- _Problem to solve_: Print the following material verbatim, keeping every line unchanged and in its original order.

- _Exercise material_:
** begin **

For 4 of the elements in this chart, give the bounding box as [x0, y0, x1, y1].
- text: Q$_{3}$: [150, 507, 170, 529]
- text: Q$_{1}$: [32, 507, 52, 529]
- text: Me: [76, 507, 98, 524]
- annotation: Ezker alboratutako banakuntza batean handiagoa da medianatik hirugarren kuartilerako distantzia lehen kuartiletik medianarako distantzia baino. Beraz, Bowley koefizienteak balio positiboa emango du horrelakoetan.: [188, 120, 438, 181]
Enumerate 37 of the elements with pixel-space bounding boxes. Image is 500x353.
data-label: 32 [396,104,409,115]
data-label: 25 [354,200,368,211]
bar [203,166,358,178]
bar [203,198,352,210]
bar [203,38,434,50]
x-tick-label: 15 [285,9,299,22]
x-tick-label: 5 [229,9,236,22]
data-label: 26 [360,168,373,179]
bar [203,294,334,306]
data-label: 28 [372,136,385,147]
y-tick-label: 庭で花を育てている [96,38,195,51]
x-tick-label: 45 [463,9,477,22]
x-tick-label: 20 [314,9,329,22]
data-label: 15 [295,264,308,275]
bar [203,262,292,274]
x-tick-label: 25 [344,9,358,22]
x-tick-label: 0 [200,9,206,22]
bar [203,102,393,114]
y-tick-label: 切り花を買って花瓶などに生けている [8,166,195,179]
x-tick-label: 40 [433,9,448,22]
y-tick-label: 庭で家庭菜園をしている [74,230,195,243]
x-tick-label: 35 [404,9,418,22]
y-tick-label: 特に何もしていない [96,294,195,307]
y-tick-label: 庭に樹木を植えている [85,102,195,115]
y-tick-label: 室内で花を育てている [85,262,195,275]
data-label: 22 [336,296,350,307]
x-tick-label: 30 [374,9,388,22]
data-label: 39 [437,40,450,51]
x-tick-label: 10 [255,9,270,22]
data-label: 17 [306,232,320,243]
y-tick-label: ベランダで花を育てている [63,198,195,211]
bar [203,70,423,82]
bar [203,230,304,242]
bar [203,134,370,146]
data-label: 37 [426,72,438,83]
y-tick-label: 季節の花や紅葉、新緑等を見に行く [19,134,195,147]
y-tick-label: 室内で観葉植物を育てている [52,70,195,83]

** end **

- _Written reply_:
For 4 of the elements in this chart, give the bounding box as [x0, y0, x1, y1].
- text: Q$_{3}$: [150, 507, 170, 529]
- text: Q$_{1}$: [32, 507, 52, 529]
- text: Me: [76, 507, 98, 524]
- annotation: Ezker alboratutako banakuntza batean handiagoa da medianatik hirugarren kuartilerako distantzia lehen kuartiletik medianarako distantzia baino. Beraz, Bowley koefizienteak balio positiboa emango du horrelakoetan.: [188, 120, 438, 181]
Enumerate 37 of the elements with pixel-space bounding boxes. Image is 500x353.
data-label: 32 [396,104,409,115]
data-label: 25 [354,200,368,211]
bar [203,166,358,178]
bar [203,198,352,210]
bar [203,38,434,50]
x-tick-label: 15 [285,9,299,22]
x-tick-label: 5 [229,9,236,22]
data-label: 26 [360,168,373,179]
bar [203,294,334,306]
data-label: 28 [372,136,385,147]
y-tick-label: 庭で花を育てている [96,38,195,51]
x-tick-label: 45 [463,9,477,22]
x-tick-label: 20 [314,9,329,22]
data-label: 15 [295,264,308,275]
bar [203,262,292,274]
x-tick-label: 25 [344,9,358,22]
x-tick-label: 0 [200,9,206,22]
bar [203,102,393,114]
y-tick-label: 切り花を買って花瓶などに生けている [8,166,195,179]
x-tick-label: 40 [433,9,448,22]
y-tick-label: 庭で家庭菜園をしている [74,230,195,243]
x-tick-label: 35 [404,9,418,22]
y-tick-label: 特に何もしていない [96,294,195,307]
y-tick-label: 庭に樹木を植えている [85,102,195,115]
y-tick-label: 室内で花を育てている [85,262,195,275]
data-label: 22 [336,296,350,307]
x-tick-label: 30 [374,9,388,22]
data-label: 39 [437,40,450,51]
x-tick-label: 10 [255,9,270,22]
data-label: 17 [306,232,320,243]
y-tick-label: ベランダで花を育てている [63,198,195,211]
bar [203,70,423,82]
bar [203,230,304,242]
bar [203,134,370,146]
data-label: 37 [426,72,438,83]
y-tick-label: 季節の花や紅葉、新緑等を見に行く [19,134,195,147]
y-tick-label: 室内で観葉植物を育てている [52,70,195,83]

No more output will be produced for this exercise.